Objective:
Set down verbatim the items from the beginning through the line containing "544, 930, 596]", including that line.

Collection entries
- - - -
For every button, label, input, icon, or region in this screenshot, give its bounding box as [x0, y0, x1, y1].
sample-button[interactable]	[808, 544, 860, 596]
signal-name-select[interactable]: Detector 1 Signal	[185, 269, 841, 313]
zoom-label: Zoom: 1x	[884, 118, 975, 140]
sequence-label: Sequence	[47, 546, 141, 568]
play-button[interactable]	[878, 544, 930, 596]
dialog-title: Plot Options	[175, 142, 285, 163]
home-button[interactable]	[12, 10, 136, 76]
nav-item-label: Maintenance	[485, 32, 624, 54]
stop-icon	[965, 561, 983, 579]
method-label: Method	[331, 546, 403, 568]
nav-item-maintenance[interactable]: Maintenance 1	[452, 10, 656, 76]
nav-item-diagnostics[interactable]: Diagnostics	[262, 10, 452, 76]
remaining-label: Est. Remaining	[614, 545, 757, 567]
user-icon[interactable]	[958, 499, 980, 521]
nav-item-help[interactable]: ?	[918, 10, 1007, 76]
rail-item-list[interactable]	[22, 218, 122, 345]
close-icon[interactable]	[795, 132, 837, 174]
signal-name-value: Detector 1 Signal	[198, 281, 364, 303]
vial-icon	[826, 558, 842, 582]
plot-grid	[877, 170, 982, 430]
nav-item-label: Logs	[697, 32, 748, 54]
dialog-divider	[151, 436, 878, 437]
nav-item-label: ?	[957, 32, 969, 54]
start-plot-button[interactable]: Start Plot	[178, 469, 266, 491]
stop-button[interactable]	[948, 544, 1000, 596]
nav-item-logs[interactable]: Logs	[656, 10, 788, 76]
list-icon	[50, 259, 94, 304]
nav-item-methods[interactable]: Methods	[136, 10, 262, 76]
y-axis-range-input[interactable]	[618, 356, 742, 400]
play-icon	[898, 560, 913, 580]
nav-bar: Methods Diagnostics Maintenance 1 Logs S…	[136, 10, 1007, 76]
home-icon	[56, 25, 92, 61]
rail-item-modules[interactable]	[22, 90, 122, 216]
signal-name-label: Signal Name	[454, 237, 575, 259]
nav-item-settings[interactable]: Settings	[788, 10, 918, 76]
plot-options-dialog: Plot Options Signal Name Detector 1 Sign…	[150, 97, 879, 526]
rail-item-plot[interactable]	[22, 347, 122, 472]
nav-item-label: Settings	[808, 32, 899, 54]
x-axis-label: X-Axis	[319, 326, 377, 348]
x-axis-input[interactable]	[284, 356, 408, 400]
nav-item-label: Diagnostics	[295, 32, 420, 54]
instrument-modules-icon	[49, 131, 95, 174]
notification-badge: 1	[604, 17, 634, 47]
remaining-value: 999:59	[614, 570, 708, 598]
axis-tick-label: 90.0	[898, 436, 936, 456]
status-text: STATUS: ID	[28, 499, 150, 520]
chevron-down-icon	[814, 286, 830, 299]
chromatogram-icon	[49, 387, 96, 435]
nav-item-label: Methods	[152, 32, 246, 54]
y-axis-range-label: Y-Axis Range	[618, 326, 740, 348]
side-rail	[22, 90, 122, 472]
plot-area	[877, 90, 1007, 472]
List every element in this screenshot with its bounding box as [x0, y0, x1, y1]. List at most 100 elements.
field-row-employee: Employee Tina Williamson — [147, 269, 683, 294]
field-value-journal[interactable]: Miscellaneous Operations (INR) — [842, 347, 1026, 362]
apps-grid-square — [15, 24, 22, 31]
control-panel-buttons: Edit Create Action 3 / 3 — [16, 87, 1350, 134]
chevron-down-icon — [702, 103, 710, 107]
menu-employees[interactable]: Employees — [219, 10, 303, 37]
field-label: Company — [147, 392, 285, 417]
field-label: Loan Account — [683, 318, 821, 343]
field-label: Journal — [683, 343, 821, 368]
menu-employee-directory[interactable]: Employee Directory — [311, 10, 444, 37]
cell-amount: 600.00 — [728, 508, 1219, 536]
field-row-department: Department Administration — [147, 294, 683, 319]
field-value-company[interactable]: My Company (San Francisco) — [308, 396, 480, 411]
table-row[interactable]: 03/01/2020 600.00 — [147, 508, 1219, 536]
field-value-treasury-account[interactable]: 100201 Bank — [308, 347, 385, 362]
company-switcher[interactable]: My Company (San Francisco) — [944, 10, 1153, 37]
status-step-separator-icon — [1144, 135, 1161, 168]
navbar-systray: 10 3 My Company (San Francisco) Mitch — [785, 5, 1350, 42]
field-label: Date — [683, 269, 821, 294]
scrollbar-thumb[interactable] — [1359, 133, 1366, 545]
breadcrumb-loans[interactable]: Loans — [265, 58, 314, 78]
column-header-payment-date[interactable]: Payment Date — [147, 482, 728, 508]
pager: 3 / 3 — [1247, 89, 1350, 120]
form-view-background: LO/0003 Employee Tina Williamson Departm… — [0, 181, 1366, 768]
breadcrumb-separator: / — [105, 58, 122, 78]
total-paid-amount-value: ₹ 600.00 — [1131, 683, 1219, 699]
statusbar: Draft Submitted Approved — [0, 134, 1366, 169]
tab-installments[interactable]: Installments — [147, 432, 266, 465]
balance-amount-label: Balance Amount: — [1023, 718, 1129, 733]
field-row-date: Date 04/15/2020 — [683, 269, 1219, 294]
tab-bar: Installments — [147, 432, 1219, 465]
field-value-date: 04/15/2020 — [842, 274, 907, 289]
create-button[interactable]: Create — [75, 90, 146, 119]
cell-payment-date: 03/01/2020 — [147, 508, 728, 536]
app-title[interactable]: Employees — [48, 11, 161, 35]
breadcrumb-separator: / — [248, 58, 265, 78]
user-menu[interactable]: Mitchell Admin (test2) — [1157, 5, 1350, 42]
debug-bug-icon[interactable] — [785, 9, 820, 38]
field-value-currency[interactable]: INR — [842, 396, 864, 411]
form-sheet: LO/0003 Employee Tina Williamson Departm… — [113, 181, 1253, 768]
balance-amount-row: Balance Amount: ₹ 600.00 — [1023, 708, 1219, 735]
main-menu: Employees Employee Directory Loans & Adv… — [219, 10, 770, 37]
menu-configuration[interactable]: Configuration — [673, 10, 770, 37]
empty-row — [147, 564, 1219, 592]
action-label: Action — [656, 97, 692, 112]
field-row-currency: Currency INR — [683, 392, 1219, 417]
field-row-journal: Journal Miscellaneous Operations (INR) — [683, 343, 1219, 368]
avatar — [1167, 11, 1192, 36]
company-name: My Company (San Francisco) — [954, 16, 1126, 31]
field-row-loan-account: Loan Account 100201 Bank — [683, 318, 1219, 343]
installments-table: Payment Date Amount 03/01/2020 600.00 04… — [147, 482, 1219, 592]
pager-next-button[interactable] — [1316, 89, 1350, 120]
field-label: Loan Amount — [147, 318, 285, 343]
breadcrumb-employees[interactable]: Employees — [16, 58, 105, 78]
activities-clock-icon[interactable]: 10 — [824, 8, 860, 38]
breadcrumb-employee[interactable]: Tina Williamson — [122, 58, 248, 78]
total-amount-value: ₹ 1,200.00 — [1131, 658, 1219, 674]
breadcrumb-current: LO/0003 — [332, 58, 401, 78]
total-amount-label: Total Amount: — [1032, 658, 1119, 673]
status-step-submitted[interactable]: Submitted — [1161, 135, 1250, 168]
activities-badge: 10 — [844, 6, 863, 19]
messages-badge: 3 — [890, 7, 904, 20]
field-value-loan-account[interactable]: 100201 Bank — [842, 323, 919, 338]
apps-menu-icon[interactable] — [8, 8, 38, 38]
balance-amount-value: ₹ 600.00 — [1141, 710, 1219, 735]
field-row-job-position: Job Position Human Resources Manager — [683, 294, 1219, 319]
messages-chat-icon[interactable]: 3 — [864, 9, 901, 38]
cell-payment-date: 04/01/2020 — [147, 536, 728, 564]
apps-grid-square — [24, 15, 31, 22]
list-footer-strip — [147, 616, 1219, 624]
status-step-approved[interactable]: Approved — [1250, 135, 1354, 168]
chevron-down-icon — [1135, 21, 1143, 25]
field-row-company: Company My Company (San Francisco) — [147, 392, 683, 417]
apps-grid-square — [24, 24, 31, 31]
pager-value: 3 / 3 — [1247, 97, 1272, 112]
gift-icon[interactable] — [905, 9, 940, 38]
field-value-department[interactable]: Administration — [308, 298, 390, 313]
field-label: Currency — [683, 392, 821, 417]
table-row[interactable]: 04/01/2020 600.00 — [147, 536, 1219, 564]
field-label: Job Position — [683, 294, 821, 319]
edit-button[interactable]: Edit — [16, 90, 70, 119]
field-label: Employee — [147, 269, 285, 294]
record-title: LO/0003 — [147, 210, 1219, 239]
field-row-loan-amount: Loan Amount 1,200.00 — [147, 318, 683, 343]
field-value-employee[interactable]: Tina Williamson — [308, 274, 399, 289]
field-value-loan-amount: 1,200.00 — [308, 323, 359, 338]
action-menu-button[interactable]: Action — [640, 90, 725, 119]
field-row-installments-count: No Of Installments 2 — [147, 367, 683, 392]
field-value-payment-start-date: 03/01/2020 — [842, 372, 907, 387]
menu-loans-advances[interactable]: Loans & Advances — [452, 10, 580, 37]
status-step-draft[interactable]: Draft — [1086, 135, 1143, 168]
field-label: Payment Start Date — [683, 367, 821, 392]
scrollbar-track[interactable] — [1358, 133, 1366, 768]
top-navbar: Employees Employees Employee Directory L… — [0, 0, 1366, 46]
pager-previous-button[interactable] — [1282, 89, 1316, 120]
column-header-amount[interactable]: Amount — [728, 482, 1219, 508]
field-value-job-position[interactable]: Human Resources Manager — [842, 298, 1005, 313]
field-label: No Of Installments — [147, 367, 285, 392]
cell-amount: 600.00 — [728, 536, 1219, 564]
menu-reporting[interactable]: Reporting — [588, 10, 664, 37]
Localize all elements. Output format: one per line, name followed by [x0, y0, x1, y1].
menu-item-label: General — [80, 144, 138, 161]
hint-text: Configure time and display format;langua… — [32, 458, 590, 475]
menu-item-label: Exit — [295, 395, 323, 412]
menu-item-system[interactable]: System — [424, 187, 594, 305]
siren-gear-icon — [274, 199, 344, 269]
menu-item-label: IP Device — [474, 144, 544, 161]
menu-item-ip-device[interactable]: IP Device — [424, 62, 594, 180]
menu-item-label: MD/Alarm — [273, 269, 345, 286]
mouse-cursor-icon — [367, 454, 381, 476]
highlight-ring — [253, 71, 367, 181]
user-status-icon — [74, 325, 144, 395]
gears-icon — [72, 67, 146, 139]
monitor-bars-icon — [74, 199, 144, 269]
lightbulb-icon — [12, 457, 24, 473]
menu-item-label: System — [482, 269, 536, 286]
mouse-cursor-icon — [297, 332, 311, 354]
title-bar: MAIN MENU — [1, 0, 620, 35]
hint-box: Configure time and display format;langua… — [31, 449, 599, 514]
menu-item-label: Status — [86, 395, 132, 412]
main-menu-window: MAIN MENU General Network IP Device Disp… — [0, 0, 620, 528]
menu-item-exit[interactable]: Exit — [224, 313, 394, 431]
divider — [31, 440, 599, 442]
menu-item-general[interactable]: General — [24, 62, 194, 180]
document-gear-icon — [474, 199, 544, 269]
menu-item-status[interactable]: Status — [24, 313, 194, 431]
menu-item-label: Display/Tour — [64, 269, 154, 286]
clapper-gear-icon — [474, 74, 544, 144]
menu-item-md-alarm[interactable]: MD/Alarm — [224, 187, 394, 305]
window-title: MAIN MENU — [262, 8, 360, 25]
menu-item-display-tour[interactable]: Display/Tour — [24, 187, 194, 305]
- - - -
Output of the task:
For every button, label, input, icon, or region in this screenshot, give its bounding box as [x0, y0, x1, y1].
sample-button[interactable]	[808, 544, 860, 596]
signal-name-select[interactable]: Detector 1 Signal	[185, 269, 841, 313]
zoom-label: Zoom: 1x	[884, 118, 975, 140]
sequence-label: Sequence	[47, 546, 141, 568]
play-button[interactable]	[878, 544, 930, 596]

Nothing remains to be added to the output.